Task prompt:
Transcribe each entry below exactly. Pictures do not go in the copy.

====== Material for this task

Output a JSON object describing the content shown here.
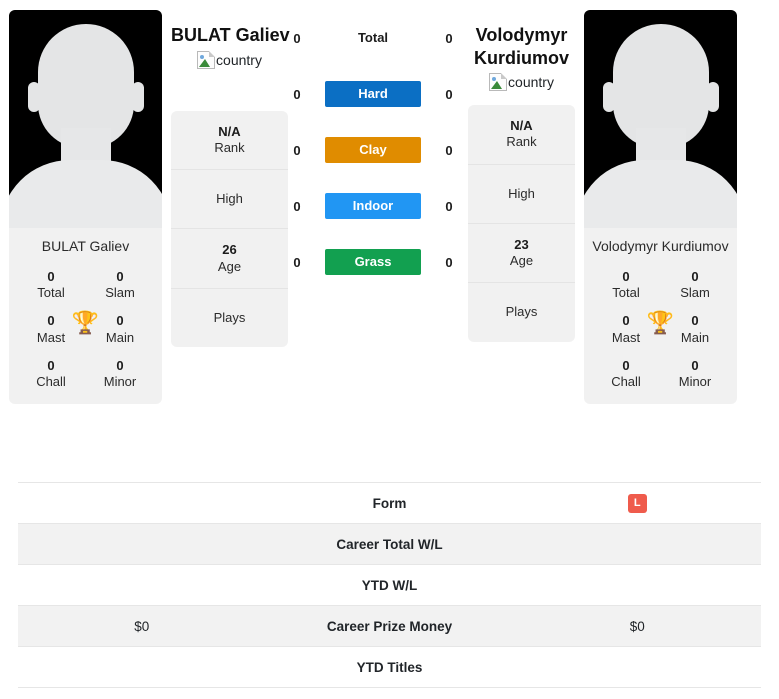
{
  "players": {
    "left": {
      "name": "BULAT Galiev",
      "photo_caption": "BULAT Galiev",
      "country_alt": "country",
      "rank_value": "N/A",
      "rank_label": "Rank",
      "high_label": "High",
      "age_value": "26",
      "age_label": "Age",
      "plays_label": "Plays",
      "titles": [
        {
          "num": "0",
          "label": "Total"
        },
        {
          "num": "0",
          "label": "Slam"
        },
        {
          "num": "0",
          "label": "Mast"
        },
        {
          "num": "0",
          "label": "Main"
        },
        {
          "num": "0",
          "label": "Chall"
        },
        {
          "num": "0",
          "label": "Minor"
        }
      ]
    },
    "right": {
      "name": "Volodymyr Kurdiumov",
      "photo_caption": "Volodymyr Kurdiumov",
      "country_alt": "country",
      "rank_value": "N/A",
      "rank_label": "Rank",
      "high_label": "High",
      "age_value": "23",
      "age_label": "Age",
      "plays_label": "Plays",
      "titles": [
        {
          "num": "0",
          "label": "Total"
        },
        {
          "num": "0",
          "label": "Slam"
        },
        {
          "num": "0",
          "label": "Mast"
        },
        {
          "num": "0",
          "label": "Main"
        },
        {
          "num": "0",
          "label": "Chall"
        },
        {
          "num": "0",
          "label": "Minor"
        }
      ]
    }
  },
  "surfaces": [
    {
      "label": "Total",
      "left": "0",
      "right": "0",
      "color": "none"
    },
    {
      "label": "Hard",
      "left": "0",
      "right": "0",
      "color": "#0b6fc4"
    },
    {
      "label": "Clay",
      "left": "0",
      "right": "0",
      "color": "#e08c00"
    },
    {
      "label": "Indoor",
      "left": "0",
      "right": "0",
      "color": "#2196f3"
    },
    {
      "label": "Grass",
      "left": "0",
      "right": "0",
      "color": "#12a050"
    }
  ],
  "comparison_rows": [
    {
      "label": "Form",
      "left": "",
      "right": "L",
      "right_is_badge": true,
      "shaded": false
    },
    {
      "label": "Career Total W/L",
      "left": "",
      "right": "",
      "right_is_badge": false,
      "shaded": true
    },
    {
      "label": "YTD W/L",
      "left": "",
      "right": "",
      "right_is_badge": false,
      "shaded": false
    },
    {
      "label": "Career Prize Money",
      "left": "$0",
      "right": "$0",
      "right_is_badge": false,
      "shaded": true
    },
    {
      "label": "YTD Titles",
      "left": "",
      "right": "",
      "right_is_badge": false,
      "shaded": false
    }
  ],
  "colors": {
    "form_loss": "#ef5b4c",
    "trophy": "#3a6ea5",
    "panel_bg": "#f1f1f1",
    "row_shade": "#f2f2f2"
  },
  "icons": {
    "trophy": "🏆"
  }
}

============

Response:
Output a JSON object describing the content shown here.
{
  "players": {
    "left": {
      "name": "BULAT Galiev",
      "photo_caption": "BULAT Galiev",
      "country_alt": "country",
      "rank_value": "N/A",
      "rank_label": "Rank",
      "high_label": "High",
      "age_value": "26",
      "age_label": "Age",
      "plays_label": "Plays",
      "titles": [
        {
          "num": "0",
          "label": "Total"
        },
        {
          "num": "0",
          "label": "Slam"
        },
        {
          "num": "0",
          "label": "Mast"
        },
        {
          "num": "0",
          "label": "Main"
        },
        {
          "num": "0",
          "label": "Chall"
        },
        {
          "num": "0",
          "label": "Minor"
        }
      ]
    },
    "right": {
      "name": "Volodymyr Kurdiumov",
      "photo_caption": "Volodymyr Kurdiumov",
      "country_alt": "country",
      "rank_value": "N/A",
      "rank_label": "Rank",
      "high_label": "High",
      "age_value": "23",
      "age_label": "Age",
      "plays_label": "Plays",
      "titles": [
        {
          "num": "0",
          "label": "Total"
        },
        {
          "num": "0",
          "label": "Slam"
        },
        {
          "num": "0",
          "label": "Mast"
        },
        {
          "num": "0",
          "label": "Main"
        },
        {
          "num": "0",
          "label": "Chall"
        },
        {
          "num": "0",
          "label": "Minor"
        }
      ]
    }
  },
  "surfaces": [
    {
      "label": "Total",
      "left": "0",
      "right": "0",
      "color": "none"
    },
    {
      "label": "Hard",
      "left": "0",
      "right": "0",
      "color": "#0b6fc4"
    },
    {
      "label": "Clay",
      "left": "0",
      "right": "0",
      "color": "#e08c00"
    },
    {
      "label": "Indoor",
      "left": "0",
      "right": "0",
      "color": "#2196f3"
    },
    {
      "label": "Grass",
      "left": "0",
      "right": "0",
      "color": "#12a050"
    }
  ],
  "comparison_rows": [
    {
      "label": "Form",
      "left": "",
      "right": "L",
      "right_is_badge": true,
      "shaded": false
    },
    {
      "label": "Career Total W/L",
      "left": "",
      "right": "",
      "right_is_badge": false,
      "shaded": true
    },
    {
      "label": "YTD W/L",
      "left": "",
      "right": "",
      "right_is_badge": false,
      "shaded": false
    },
    {
      "label": "Career Prize Money",
      "left": "$0",
      "right": "$0",
      "right_is_badge": false,
      "shaded": true
    },
    {
      "label": "YTD Titles",
      "left": "",
      "right": "",
      "right_is_badge": false,
      "shaded": false
    }
  ],
  "colors": {
    "form_loss": "#ef5b4c",
    "trophy": "#3a6ea5",
    "panel_bg": "#f1f1f1",
    "row_shade": "#f2f2f2"
  },
  "icons": {
    "trophy": "🏆"
  }
}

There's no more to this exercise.